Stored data
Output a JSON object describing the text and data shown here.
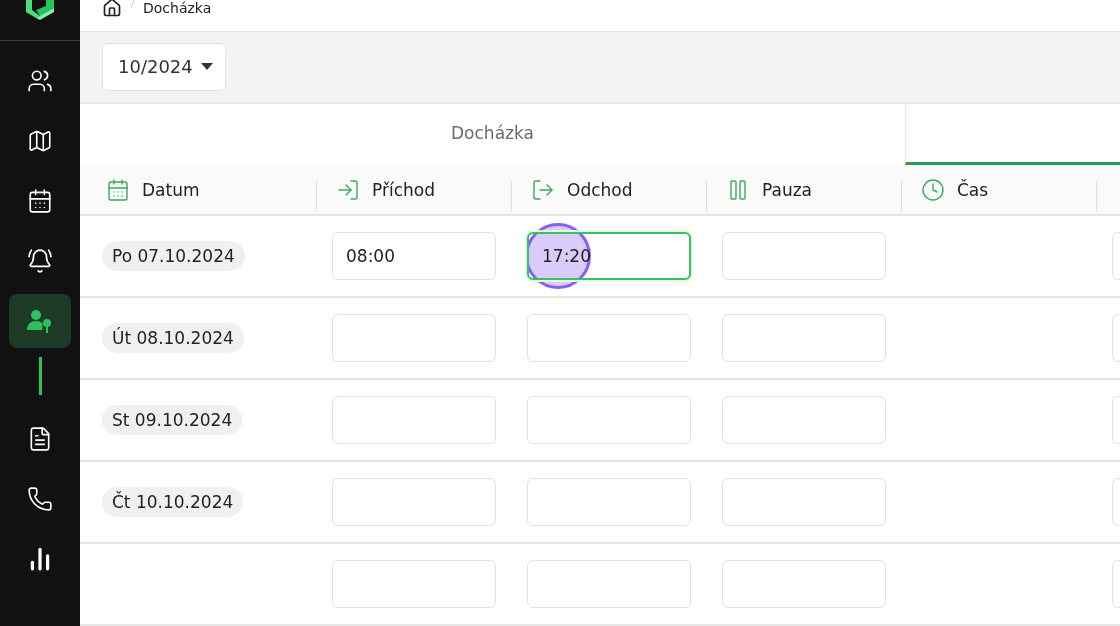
{
  "breadcrumb": {
    "current": "Docházka"
  },
  "sidebar": {
    "items": [
      {
        "kind": "users",
        "selected": false
      },
      {
        "kind": "map",
        "selected": false
      },
      {
        "kind": "calendar",
        "selected": false
      },
      {
        "kind": "bell",
        "selected": false
      },
      {
        "kind": "attendance",
        "selected": true
      },
      {
        "kind": "document",
        "selected": false
      },
      {
        "kind": "phone",
        "selected": false
      },
      {
        "kind": "chart",
        "selected": false
      }
    ]
  },
  "month_picker": {
    "value": "10/2024"
  },
  "tabs": [
    {
      "label": "Docházka",
      "selected": false
    },
    {
      "selected": true
    }
  ],
  "table": {
    "columns": [
      {
        "label": "Datum",
        "kind": "calendar"
      },
      {
        "label": "Příchod",
        "kind": "arrival"
      },
      {
        "label": "Odchod",
        "kind": "departure"
      },
      {
        "label": "Pauza",
        "kind": "pause"
      },
      {
        "label": "Čas",
        "kind": "clock"
      },
      {
        "kind": "partial"
      }
    ],
    "rows": [
      {
        "date": "Po 07.10.2024",
        "fields": [
          {
            "value": "08:00",
            "focused": false,
            "clicked": false
          },
          {
            "value": "17:20",
            "focused": true,
            "clicked": true
          },
          {
            "focused": false,
            "clicked": false
          }
        ]
      },
      {
        "date": "Út 08.10.2024",
        "fields": [
          {
            "focused": false,
            "clicked": false
          },
          {
            "focused": false,
            "clicked": false
          },
          {
            "focused": false,
            "clicked": false
          }
        ]
      },
      {
        "date": "St 09.10.2024",
        "fields": [
          {
            "focused": false,
            "clicked": false
          },
          {
            "focused": false,
            "clicked": false
          },
          {
            "focused": false,
            "clicked": false
          }
        ]
      },
      {
        "date": "Čt 10.10.2024",
        "fields": [
          {
            "focused": false,
            "clicked": false
          },
          {
            "focused": false,
            "clicked": false
          },
          {
            "focused": false,
            "clicked": false
          }
        ]
      },
      {
        "fields": [
          {
            "focused": false,
            "clicked": false
          },
          {
            "focused": false,
            "clicked": false
          },
          {
            "focused": false,
            "clicked": false
          }
        ]
      }
    ]
  }
}
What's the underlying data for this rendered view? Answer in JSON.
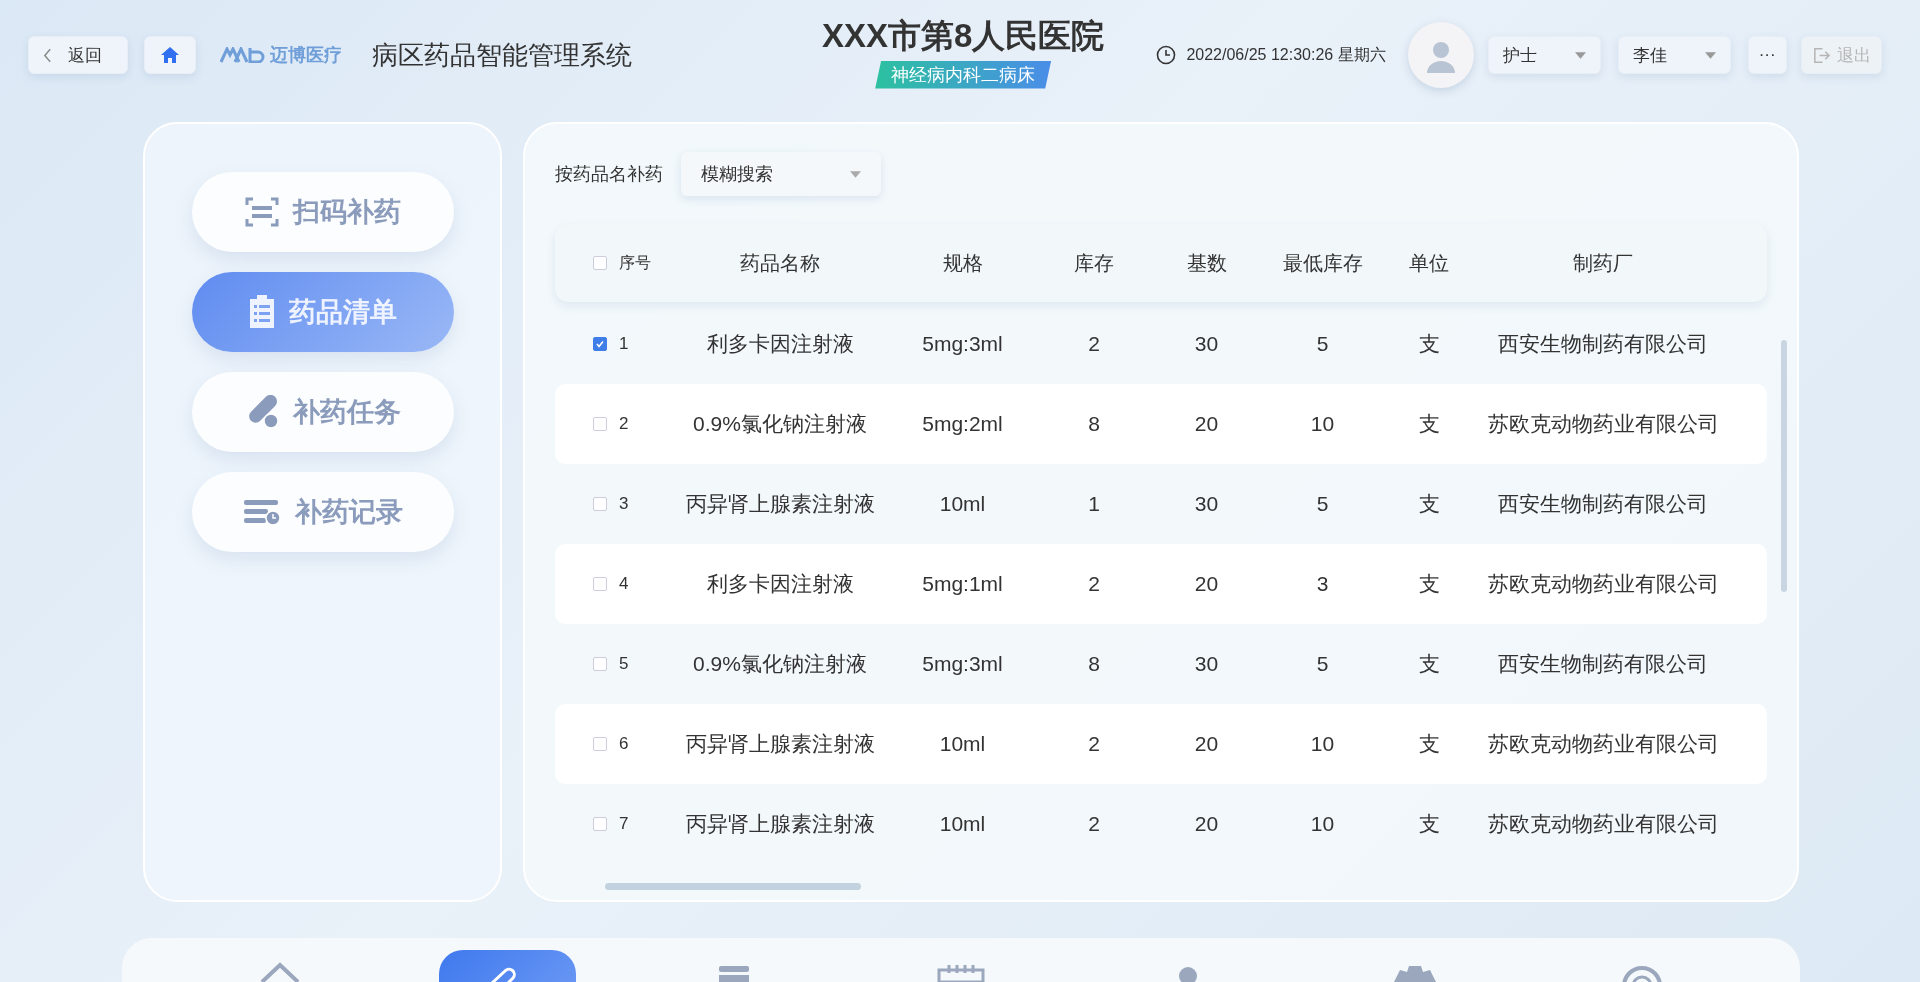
{
  "header": {
    "back_button": "返回",
    "logo_text": "迈博医疗",
    "system_title": "病区药品智能管理系统",
    "hospital_name": "XXX市第8人民医院",
    "department": "神经病内科二病床",
    "datetime": "2022/06/25 12:30:26 星期六",
    "role_select": "护士",
    "user_select": "李佳",
    "more_button": "···",
    "logout": {
      "label": "退出",
      "disabled": true
    }
  },
  "sidebar": {
    "items": [
      {
        "label": "扫码补药",
        "kind": "scan",
        "selected": false
      },
      {
        "label": "药品清单",
        "kind": "list",
        "selected": true
      },
      {
        "label": "补药任务",
        "kind": "pill",
        "selected": false
      },
      {
        "label": "补药记录",
        "kind": "record",
        "selected": false
      }
    ]
  },
  "search": {
    "label": "按药品名补药",
    "select_value": "模糊搜索"
  },
  "table": {
    "header_checked": false,
    "columns": [
      "序号",
      "药品名称",
      "规格",
      "库存",
      "基数",
      "最低库存",
      "单位",
      "制药厂"
    ],
    "rows": [
      {
        "checked": true,
        "cells": [
          "1",
          "利多卡因注射液",
          "5mg:3ml",
          "2",
          "30",
          "5",
          "支",
          "西安生物制药有限公司"
        ]
      },
      {
        "checked": false,
        "cells": [
          "2",
          "0.9%氯化钠注射液",
          "5mg:2ml",
          "8",
          "20",
          "10",
          "支",
          "苏欧克动物药业有限公司"
        ]
      },
      {
        "checked": false,
        "cells": [
          "3",
          "丙异肾上腺素注射液",
          "10ml",
          "1",
          "30",
          "5",
          "支",
          "西安生物制药有限公司"
        ]
      },
      {
        "checked": false,
        "cells": [
          "4",
          "利多卡因注射液",
          "5mg:1ml",
          "2",
          "20",
          "3",
          "支",
          "苏欧克动物药业有限公司"
        ]
      },
      {
        "checked": false,
        "cells": [
          "5",
          "0.9%氯化钠注射液",
          "5mg:3ml",
          "8",
          "30",
          "5",
          "支",
          "西安生物制药有限公司"
        ]
      },
      {
        "checked": false,
        "cells": [
          "6",
          "丙异肾上腺素注射液",
          "10ml",
          "2",
          "20",
          "10",
          "支",
          "苏欧克动物药业有限公司"
        ]
      },
      {
        "checked": false,
        "cells": [
          "7",
          "丙异肾上腺素注射液",
          "10ml",
          "2",
          "20",
          "10",
          "支",
          "苏欧克动物药业有限公司"
        ]
      }
    ]
  },
  "bottom_nav": {
    "items": [
      {
        "kind": "home",
        "selected": false
      },
      {
        "kind": "pill",
        "selected": true
      },
      {
        "kind": "list",
        "selected": false
      },
      {
        "kind": "calendar",
        "selected": false
      },
      {
        "kind": "person",
        "selected": false
      },
      {
        "kind": "gear",
        "selected": false
      },
      {
        "kind": "gauge",
        "selected": false
      }
    ]
  }
}
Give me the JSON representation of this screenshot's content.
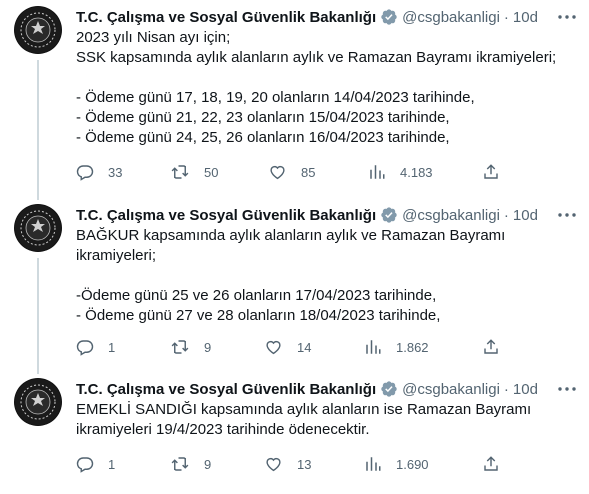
{
  "tweets": [
    {
      "name": "T.C. Çalışma ve Sosyal Güvenlik Bakanlığı",
      "handle": "@csgbakanligi",
      "dot": "·",
      "time": "10d",
      "text": "2023 yılı Nisan ayı için;\nSSK kapsamında aylık alanların aylık ve Ramazan Bayramı ikramiyeleri;\n\n- Ödeme günü 17, 18, 19, 20 olanların 14/04/2023 tarihinde,\n- Ödeme günü 21, 22, 23 olanların 15/04/2023 tarihinde,\n- Ödeme günü 24, 25, 26 olanların 16/04/2023 tarihinde,",
      "replies": "33",
      "retweets": "50",
      "likes": "85",
      "views": "4.183"
    },
    {
      "name": "T.C. Çalışma ve Sosyal Güvenlik Bakanlığı",
      "handle": "@csgbakanligi",
      "dot": "·",
      "time": "10d",
      "text": "BAĞKUR kapsamında aylık alanların aylık ve Ramazan Bayramı\nikramiyeleri;\n\n-Ödeme günü 25 ve 26 olanların 17/04/2023 tarihinde,\n- Ödeme günü 27 ve 28 olanların 18/04/2023 tarihinde,",
      "replies": "1",
      "retweets": "9",
      "likes": "14",
      "views": "1.862"
    },
    {
      "name": "T.C. Çalışma ve Sosyal Güvenlik Bakanlığı",
      "handle": "@csgbakanligi",
      "dot": "·",
      "time": "10d",
      "text": "EMEKLİ SANDIĞI kapsamında aylık alanların ise Ramazan Bayramı\nikramiyeleri 19/4/2023 tarihinde ödenecektir.",
      "replies": "1",
      "retweets": "9",
      "likes": "13",
      "views": "1.690"
    }
  ],
  "icons": {
    "verified": "verified-badge-icon",
    "more": "more-icon",
    "reply": "reply-icon",
    "retweet": "retweet-icon",
    "like": "heart-icon",
    "views": "views-icon",
    "share": "share-icon"
  },
  "colors": {
    "text": "#0f1419",
    "muted": "#536471",
    "verified": "#829aab",
    "thread_line": "#cfd9de"
  }
}
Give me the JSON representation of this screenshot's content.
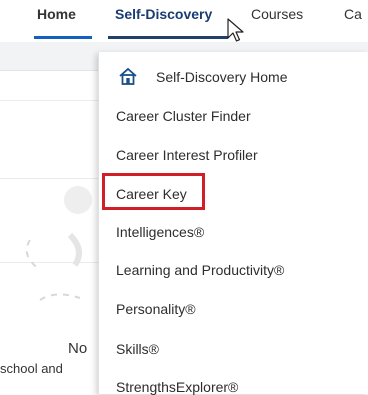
{
  "nav": {
    "tabs": [
      {
        "label": "Home"
      },
      {
        "label": "Self-Discovery"
      },
      {
        "label": "Courses"
      },
      {
        "label": "Ca"
      }
    ]
  },
  "menu": {
    "items": [
      {
        "label": "Self-Discovery Home",
        "icon": "home-icon"
      },
      {
        "label": "Career Cluster Finder"
      },
      {
        "label": "Career Interest Profiler"
      },
      {
        "label": "Career Key"
      },
      {
        "label": "Intelligences®"
      },
      {
        "label": "Learning and Productivity®"
      },
      {
        "label": "Personality®"
      },
      {
        "label": "Skills®"
      },
      {
        "label": "StrengthsExplorer®"
      }
    ],
    "highlight_color": "#d21f27"
  },
  "background": {
    "text_no": "No",
    "text_school": "school and"
  }
}
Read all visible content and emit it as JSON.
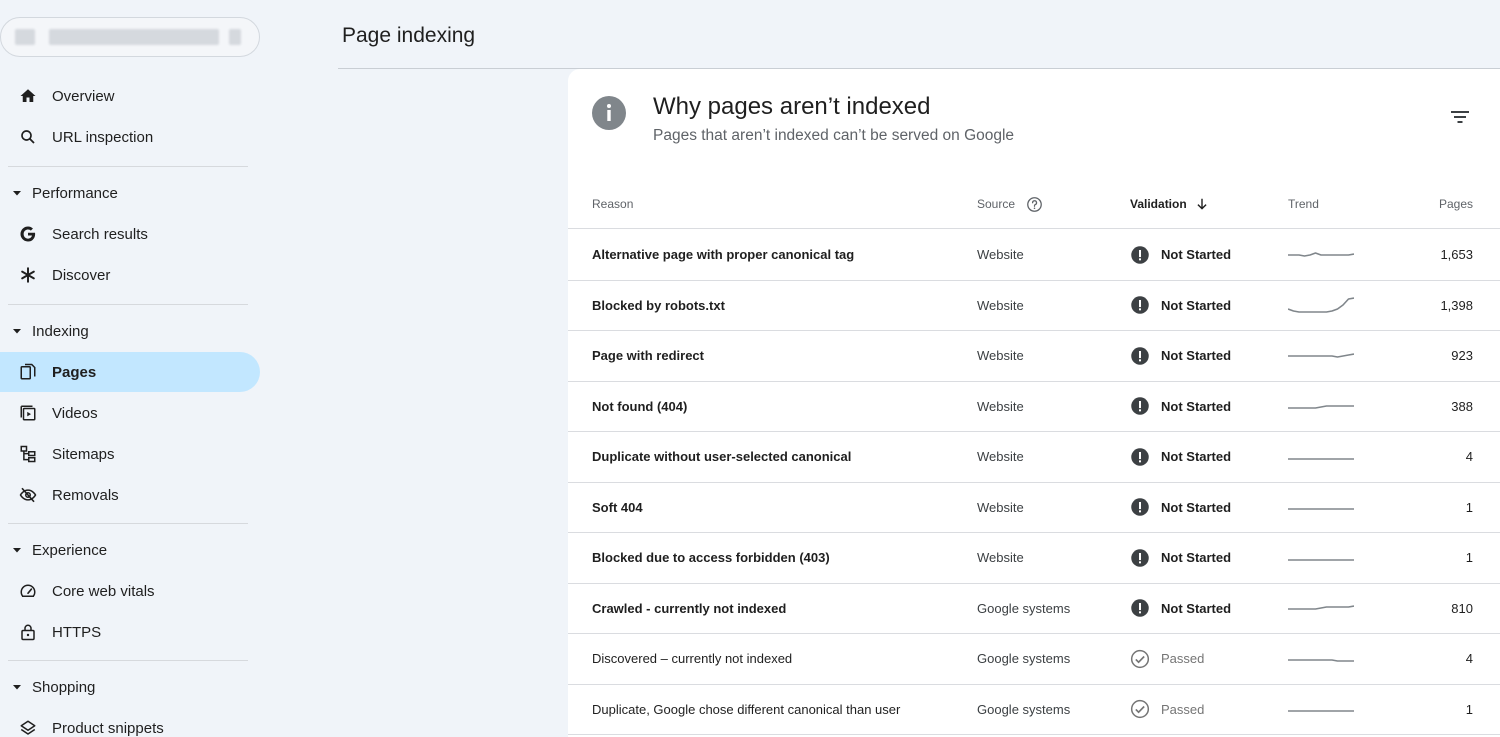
{
  "header": {
    "title": "Page indexing"
  },
  "sidebar": {
    "top_items": [
      {
        "label": "Overview",
        "icon": "home-icon"
      },
      {
        "label": "URL inspection",
        "icon": "search-icon"
      }
    ],
    "sections": [
      {
        "label": "Performance",
        "items": [
          {
            "label": "Search results",
            "icon": "google-g-icon"
          },
          {
            "label": "Discover",
            "icon": "asterisk-icon"
          }
        ]
      },
      {
        "label": "Indexing",
        "items": [
          {
            "label": "Pages",
            "icon": "pages-icon",
            "active": true
          },
          {
            "label": "Videos",
            "icon": "video-icon"
          },
          {
            "label": "Sitemaps",
            "icon": "sitemap-icon"
          },
          {
            "label": "Removals",
            "icon": "eye-off-icon"
          }
        ]
      },
      {
        "label": "Experience",
        "items": [
          {
            "label": "Core web vitals",
            "icon": "gauge-icon"
          },
          {
            "label": "HTTPS",
            "icon": "lock-icon"
          }
        ]
      },
      {
        "label": "Shopping",
        "items": [
          {
            "label": "Product snippets",
            "icon": "layers-icon"
          }
        ]
      }
    ]
  },
  "card": {
    "title": "Why pages aren’t indexed",
    "subtitle": "Pages that aren’t indexed can’t be served on Google"
  },
  "table": {
    "columns": {
      "reason": "Reason",
      "source": "Source",
      "validation": "Validation",
      "trend": "Trend",
      "pages": "Pages"
    },
    "rows": [
      {
        "reason": "Alternative page with proper canonical tag",
        "source": "Website",
        "validation": "Not Started",
        "status": "not-started",
        "pages": "1,653",
        "trend": [
          0.5,
          0.5,
          0.5,
          0.55,
          0.5,
          0.4,
          0.5,
          0.5,
          0.5,
          0.5,
          0.5,
          0.5,
          0.45
        ]
      },
      {
        "reason": "Blocked by robots.txt",
        "source": "Website",
        "validation": "Not Started",
        "status": "not-started",
        "pages": "1,398",
        "trend": [
          0.7,
          0.8,
          0.85,
          0.85,
          0.85,
          0.85,
          0.85,
          0.85,
          0.8,
          0.7,
          0.5,
          0.2,
          0.15
        ]
      },
      {
        "reason": "Page with redirect",
        "source": "Website",
        "validation": "Not Started",
        "status": "not-started",
        "pages": "923",
        "trend": [
          0.5,
          0.5,
          0.5,
          0.5,
          0.5,
          0.5,
          0.5,
          0.5,
          0.5,
          0.55,
          0.5,
          0.45,
          0.4
        ]
      },
      {
        "reason": "Not found (404)",
        "source": "Website",
        "validation": "Not Started",
        "status": "not-started",
        "pages": "388",
        "trend": [
          0.6,
          0.6,
          0.6,
          0.6,
          0.6,
          0.6,
          0.55,
          0.5,
          0.5,
          0.5,
          0.5,
          0.5,
          0.5
        ]
      },
      {
        "reason": "Duplicate without user-selected canonical",
        "source": "Website",
        "validation": "Not Started",
        "status": "not-started",
        "pages": "4",
        "trend": [
          0.6,
          0.6,
          0.6,
          0.6,
          0.6,
          0.6,
          0.6,
          0.6,
          0.6,
          0.6,
          0.6,
          0.6,
          0.6
        ]
      },
      {
        "reason": "Soft 404",
        "source": "Website",
        "validation": "Not Started",
        "status": "not-started",
        "pages": "1",
        "trend": [
          0.6,
          0.6,
          0.6,
          0.6,
          0.6,
          0.6,
          0.6,
          0.6,
          0.6,
          0.6,
          0.6,
          0.6,
          0.6
        ]
      },
      {
        "reason": "Blocked due to access forbidden (403)",
        "source": "Website",
        "validation": "Not Started",
        "status": "not-started",
        "pages": "1",
        "trend": [
          0.6,
          0.6,
          0.6,
          0.6,
          0.6,
          0.6,
          0.6,
          0.6,
          0.6,
          0.6,
          0.6,
          0.6,
          0.6
        ]
      },
      {
        "reason": "Crawled - currently not indexed",
        "source": "Google systems",
        "validation": "Not Started",
        "status": "not-started",
        "pages": "810",
        "trend": [
          0.55,
          0.55,
          0.55,
          0.55,
          0.55,
          0.55,
          0.5,
          0.45,
          0.45,
          0.45,
          0.45,
          0.45,
          0.4
        ]
      },
      {
        "reason": "Discovered – currently not indexed",
        "source": "Google systems",
        "validation": "Passed",
        "status": "passed",
        "pages": "4",
        "trend": [
          0.55,
          0.55,
          0.55,
          0.55,
          0.55,
          0.55,
          0.55,
          0.55,
          0.55,
          0.6,
          0.6,
          0.6,
          0.6
        ]
      },
      {
        "reason": "Duplicate, Google chose different canonical than user",
        "source": "Google systems",
        "validation": "Passed",
        "status": "passed",
        "pages": "1",
        "trend": [
          0.6,
          0.6,
          0.6,
          0.6,
          0.6,
          0.6,
          0.6,
          0.6,
          0.6,
          0.6,
          0.6,
          0.6,
          0.6
        ]
      }
    ]
  },
  "colors": {
    "active_nav": "#c2e7ff",
    "status_icon": "#3c4043",
    "passed_icon": "#757575"
  }
}
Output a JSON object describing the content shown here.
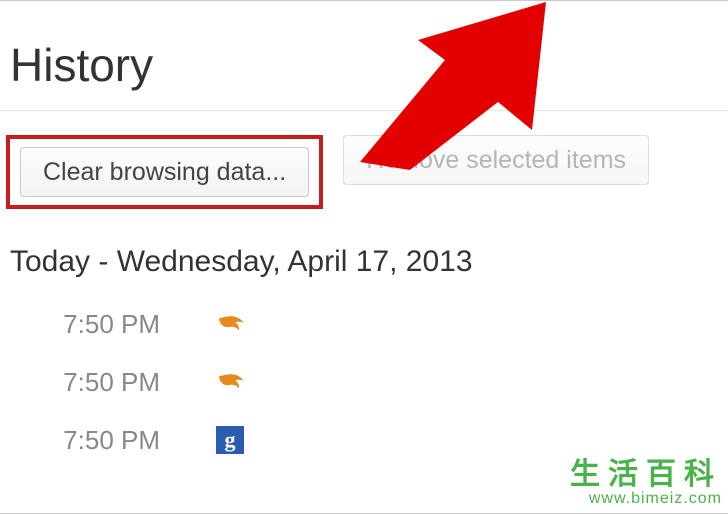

# What the task asks
All lines above with "views" in them should be returned.

# Result of the exercise
      "views": "4.183"
      "views": "1.862"
      "views": "1.690"
    "views": "views-icon",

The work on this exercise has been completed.